Your task is to repeat the entries underneath exactly, minus the pictures.

**Data listing:**
=-=-=-=-=
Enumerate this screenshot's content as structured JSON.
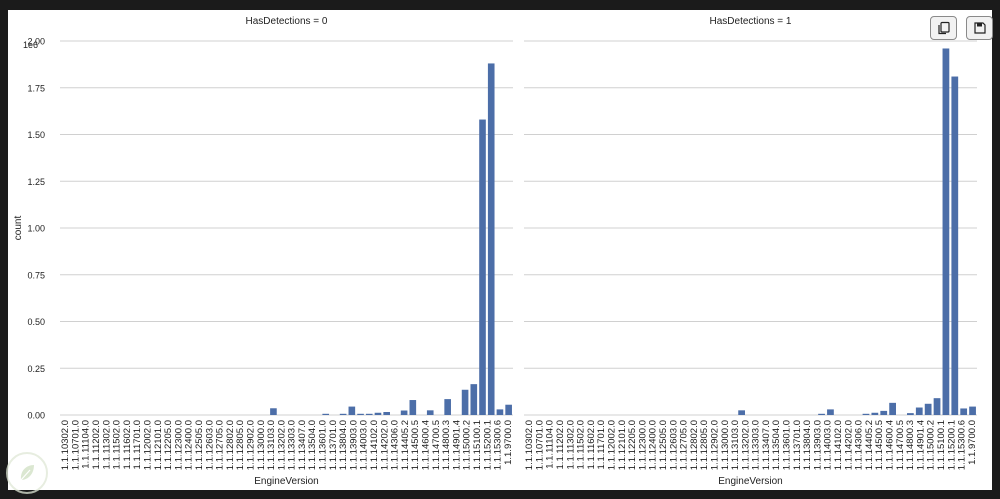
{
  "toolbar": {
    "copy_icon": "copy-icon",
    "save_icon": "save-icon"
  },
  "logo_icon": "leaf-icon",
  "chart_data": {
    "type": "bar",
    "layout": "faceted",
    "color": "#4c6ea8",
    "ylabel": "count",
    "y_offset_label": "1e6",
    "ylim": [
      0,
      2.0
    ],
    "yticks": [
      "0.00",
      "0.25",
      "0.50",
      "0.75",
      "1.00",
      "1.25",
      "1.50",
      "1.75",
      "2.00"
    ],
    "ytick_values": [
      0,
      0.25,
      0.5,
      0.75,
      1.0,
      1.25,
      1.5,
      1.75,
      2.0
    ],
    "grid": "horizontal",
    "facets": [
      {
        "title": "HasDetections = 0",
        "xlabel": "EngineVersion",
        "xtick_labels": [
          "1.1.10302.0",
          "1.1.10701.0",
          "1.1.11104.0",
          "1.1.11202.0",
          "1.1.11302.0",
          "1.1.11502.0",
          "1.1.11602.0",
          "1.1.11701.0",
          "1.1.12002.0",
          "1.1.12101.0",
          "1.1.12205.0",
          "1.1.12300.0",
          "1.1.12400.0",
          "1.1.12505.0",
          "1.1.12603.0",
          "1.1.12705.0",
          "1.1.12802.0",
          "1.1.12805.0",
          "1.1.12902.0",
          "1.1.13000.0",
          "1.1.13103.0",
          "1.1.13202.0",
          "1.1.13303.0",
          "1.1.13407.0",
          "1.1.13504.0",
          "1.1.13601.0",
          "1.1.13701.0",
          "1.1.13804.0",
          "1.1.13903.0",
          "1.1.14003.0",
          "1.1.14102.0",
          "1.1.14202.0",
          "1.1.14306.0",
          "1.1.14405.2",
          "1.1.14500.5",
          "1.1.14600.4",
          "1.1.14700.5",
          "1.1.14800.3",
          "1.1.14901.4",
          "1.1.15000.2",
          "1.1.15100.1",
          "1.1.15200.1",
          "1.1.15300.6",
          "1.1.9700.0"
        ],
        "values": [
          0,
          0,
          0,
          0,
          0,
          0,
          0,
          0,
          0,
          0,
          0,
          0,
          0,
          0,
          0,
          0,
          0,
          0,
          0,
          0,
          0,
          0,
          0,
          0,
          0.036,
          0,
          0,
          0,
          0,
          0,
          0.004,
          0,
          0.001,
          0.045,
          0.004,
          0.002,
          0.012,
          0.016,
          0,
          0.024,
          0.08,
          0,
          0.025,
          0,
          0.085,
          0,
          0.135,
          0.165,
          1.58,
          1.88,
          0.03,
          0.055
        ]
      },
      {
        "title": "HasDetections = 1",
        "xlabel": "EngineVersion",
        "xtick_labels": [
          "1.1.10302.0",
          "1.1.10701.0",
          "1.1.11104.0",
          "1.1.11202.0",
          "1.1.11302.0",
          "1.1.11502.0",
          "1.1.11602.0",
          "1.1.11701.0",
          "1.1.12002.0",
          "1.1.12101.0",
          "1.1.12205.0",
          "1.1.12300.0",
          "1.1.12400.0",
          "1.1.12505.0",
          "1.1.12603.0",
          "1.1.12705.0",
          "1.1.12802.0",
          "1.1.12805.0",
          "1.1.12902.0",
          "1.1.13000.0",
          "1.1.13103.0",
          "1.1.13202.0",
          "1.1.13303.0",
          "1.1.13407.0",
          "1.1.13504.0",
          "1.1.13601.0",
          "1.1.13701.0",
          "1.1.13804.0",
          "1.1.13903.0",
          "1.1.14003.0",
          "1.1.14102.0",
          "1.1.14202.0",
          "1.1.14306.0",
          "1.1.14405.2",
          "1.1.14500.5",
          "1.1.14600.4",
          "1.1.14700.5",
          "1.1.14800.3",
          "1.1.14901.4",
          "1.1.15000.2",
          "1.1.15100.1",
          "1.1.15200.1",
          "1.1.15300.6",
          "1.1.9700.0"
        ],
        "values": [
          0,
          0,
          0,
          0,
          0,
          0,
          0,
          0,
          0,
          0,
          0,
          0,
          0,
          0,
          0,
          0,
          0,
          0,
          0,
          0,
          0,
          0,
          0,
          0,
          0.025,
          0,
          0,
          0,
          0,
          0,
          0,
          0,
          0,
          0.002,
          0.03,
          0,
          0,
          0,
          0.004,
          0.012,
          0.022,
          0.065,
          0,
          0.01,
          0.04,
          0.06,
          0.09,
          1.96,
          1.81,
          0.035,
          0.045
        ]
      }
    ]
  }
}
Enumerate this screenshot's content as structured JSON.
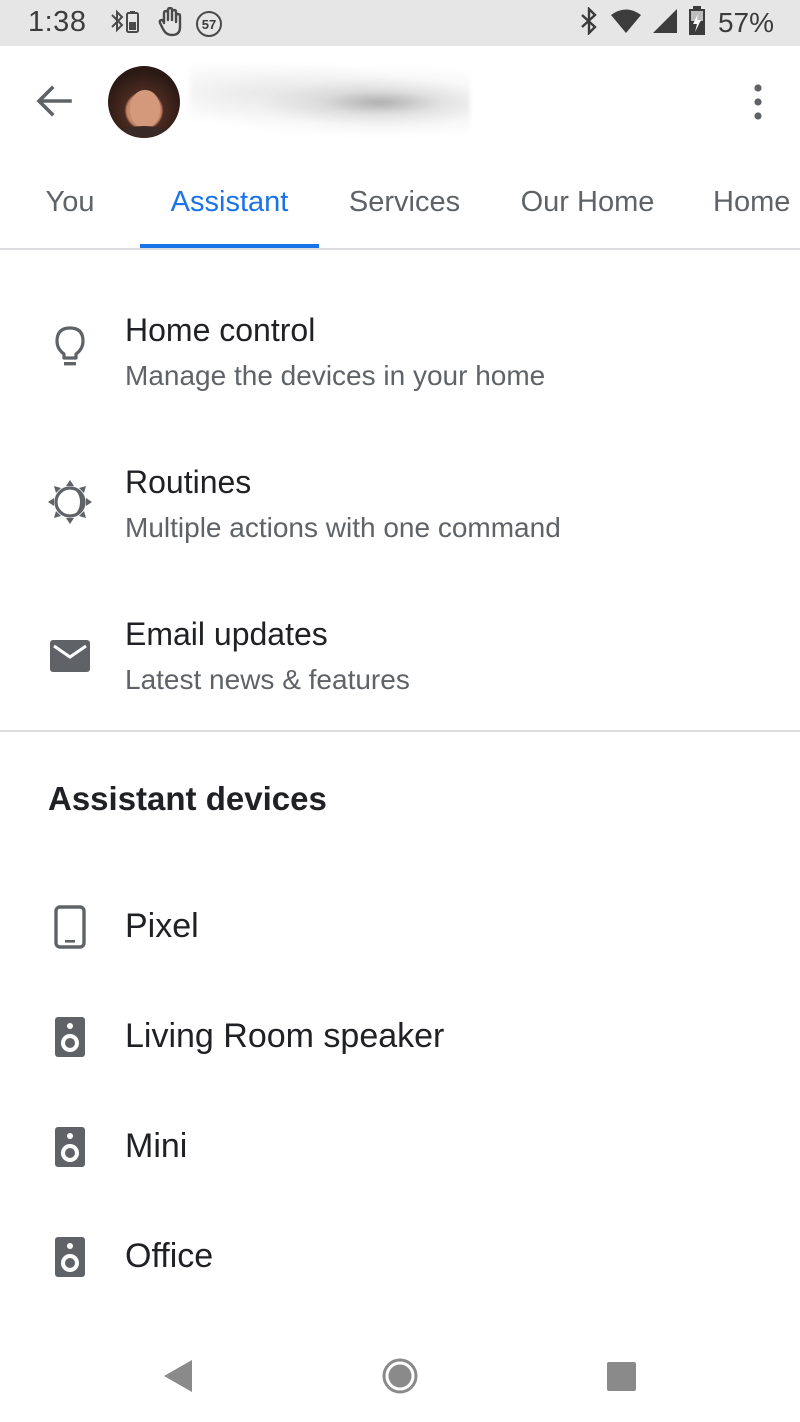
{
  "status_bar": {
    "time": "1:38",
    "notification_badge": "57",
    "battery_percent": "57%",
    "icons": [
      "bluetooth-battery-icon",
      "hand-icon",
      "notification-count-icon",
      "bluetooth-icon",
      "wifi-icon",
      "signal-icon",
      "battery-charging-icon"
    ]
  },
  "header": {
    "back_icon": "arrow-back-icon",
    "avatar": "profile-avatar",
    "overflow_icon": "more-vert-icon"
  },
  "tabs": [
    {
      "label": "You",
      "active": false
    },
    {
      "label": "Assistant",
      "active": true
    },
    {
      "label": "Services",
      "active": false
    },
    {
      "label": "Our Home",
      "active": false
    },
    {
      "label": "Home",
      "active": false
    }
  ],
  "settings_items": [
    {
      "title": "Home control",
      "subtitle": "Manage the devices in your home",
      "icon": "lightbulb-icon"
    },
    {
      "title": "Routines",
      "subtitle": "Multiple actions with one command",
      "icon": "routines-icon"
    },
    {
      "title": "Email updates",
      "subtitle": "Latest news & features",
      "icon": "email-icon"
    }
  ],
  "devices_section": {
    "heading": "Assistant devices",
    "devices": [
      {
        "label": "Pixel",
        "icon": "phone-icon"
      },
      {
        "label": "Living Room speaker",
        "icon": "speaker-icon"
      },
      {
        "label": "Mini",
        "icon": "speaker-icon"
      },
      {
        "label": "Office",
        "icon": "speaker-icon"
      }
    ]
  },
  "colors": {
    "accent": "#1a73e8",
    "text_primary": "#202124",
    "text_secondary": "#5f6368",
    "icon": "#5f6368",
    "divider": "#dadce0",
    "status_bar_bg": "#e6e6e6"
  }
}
=-=-=-=-=
**Task answer:**
Enumerate this screenshot's content as structured JSON.
{
  "toolbar": {
    "copy_icon": "copy-icon",
    "save_icon": "save-icon"
  },
  "logo_icon": "leaf-icon",
  "chart_data": {
    "type": "bar",
    "layout": "faceted",
    "color": "#4c6ea8",
    "ylabel": "count",
    "y_offset_label": "1e6",
    "ylim": [
      0,
      2.0
    ],
    "yticks": [
      "0.00",
      "0.25",
      "0.50",
      "0.75",
      "1.00",
      "1.25",
      "1.50",
      "1.75",
      "2.00"
    ],
    "ytick_values": [
      0,
      0.25,
      0.5,
      0.75,
      1.0,
      1.25,
      1.5,
      1.75,
      2.0
    ],
    "grid": "horizontal",
    "facets": [
      {
        "title": "HasDetections = 0",
        "xlabel": "EngineVersion",
        "xtick_labels": [
          "1.1.10302.0",
          "1.1.10701.0",
          "1.1.11104.0",
          "1.1.11202.0",
          "1.1.11302.0",
          "1.1.11502.0",
          "1.1.11602.0",
          "1.1.11701.0",
          "1.1.12002.0",
          "1.1.12101.0",
          "1.1.12205.0",
          "1.1.12300.0",
          "1.1.12400.0",
          "1.1.12505.0",
          "1.1.12603.0",
          "1.1.12705.0",
          "1.1.12802.0",
          "1.1.12805.0",
          "1.1.12902.0",
          "1.1.13000.0",
          "1.1.13103.0",
          "1.1.13202.0",
          "1.1.13303.0",
          "1.1.13407.0",
          "1.1.13504.0",
          "1.1.13601.0",
          "1.1.13701.0",
          "1.1.13804.0",
          "1.1.13903.0",
          "1.1.14003.0",
          "1.1.14102.0",
          "1.1.14202.0",
          "1.1.14306.0",
          "1.1.14405.2",
          "1.1.14500.5",
          "1.1.14600.4",
          "1.1.14700.5",
          "1.1.14800.3",
          "1.1.14901.4",
          "1.1.15000.2",
          "1.1.15100.1",
          "1.1.15200.1",
          "1.1.15300.6",
          "1.1.9700.0"
        ],
        "values": [
          0,
          0,
          0,
          0,
          0,
          0,
          0,
          0,
          0,
          0,
          0,
          0,
          0,
          0,
          0,
          0,
          0,
          0,
          0,
          0,
          0,
          0,
          0,
          0,
          0.036,
          0,
          0,
          0,
          0,
          0,
          0.004,
          0,
          0.001,
          0.045,
          0.004,
          0.002,
          0.012,
          0.016,
          0,
          0.024,
          0.08,
          0,
          0.025,
          0,
          0.085,
          0,
          0.135,
          0.165,
          1.58,
          1.88,
          0.03,
          0.055
        ]
      },
      {
        "title": "HasDetections = 1",
        "xlabel": "EngineVersion",
        "xtick_labels": [
          "1.1.10302.0",
          "1.1.10701.0",
          "1.1.11104.0",
          "1.1.11202.0",
          "1.1.11302.0",
          "1.1.11502.0",
          "1.1.11602.0",
          "1.1.11701.0",
          "1.1.12002.0",
          "1.1.12101.0",
          "1.1.12205.0",
          "1.1.12300.0",
          "1.1.12400.0",
          "1.1.12505.0",
          "1.1.12603.0",
          "1.1.12705.0",
          "1.1.12802.0",
          "1.1.12805.0",
          "1.1.12902.0",
          "1.1.13000.0",
          "1.1.13103.0",
          "1.1.13202.0",
          "1.1.13303.0",
          "1.1.13407.0",
          "1.1.13504.0",
          "1.1.13601.0",
          "1.1.13701.0",
          "1.1.13804.0",
          "1.1.13903.0",
          "1.1.14003.0",
          "1.1.14102.0",
          "1.1.14202.0",
          "1.1.14306.0",
          "1.1.14405.2",
          "1.1.14500.5",
          "1.1.14600.4",
          "1.1.14700.5",
          "1.1.14800.3",
          "1.1.14901.4",
          "1.1.15000.2",
          "1.1.15100.1",
          "1.1.15200.1",
          "1.1.15300.6",
          "1.1.9700.0"
        ],
        "values": [
          0,
          0,
          0,
          0,
          0,
          0,
          0,
          0,
          0,
          0,
          0,
          0,
          0,
          0,
          0,
          0,
          0,
          0,
          0,
          0,
          0,
          0,
          0,
          0,
          0.025,
          0,
          0,
          0,
          0,
          0,
          0,
          0,
          0,
          0.002,
          0.03,
          0,
          0,
          0,
          0.004,
          0.012,
          0.022,
          0.065,
          0,
          0.01,
          0.04,
          0.06,
          0.09,
          1.96,
          1.81,
          0.035,
          0.045
        ]
      }
    ]
  }
}
Enumerate this screenshot's content as structured JSON.
{
  "status_bar": {
    "time": "1:38",
    "notification_badge": "57",
    "battery_percent": "57%",
    "icons": [
      "bluetooth-battery-icon",
      "hand-icon",
      "notification-count-icon",
      "bluetooth-icon",
      "wifi-icon",
      "signal-icon",
      "battery-charging-icon"
    ]
  },
  "header": {
    "back_icon": "arrow-back-icon",
    "avatar": "profile-avatar",
    "overflow_icon": "more-vert-icon"
  },
  "tabs": [
    {
      "label": "You",
      "active": false
    },
    {
      "label": "Assistant",
      "active": true
    },
    {
      "label": "Services",
      "active": false
    },
    {
      "label": "Our Home",
      "active": false
    },
    {
      "label": "Home",
      "active": false
    }
  ],
  "settings_items": [
    {
      "title": "Home control",
      "subtitle": "Manage the devices in your home",
      "icon": "lightbulb-icon"
    },
    {
      "title": "Routines",
      "subtitle": "Multiple actions with one command",
      "icon": "routines-icon"
    },
    {
      "title": "Email updates",
      "subtitle": "Latest news & features",
      "icon": "email-icon"
    }
  ],
  "devices_section": {
    "heading": "Assistant devices",
    "devices": [
      {
        "label": "Pixel",
        "icon": "phone-icon"
      },
      {
        "label": "Living Room speaker",
        "icon": "speaker-icon"
      },
      {
        "label": "Mini",
        "icon": "speaker-icon"
      },
      {
        "label": "Office",
        "icon": "speaker-icon"
      }
    ]
  },
  "colors": {
    "accent": "#1a73e8",
    "text_primary": "#202124",
    "text_secondary": "#5f6368",
    "icon": "#5f6368",
    "divider": "#dadce0",
    "status_bar_bg": "#e6e6e6"
  }
}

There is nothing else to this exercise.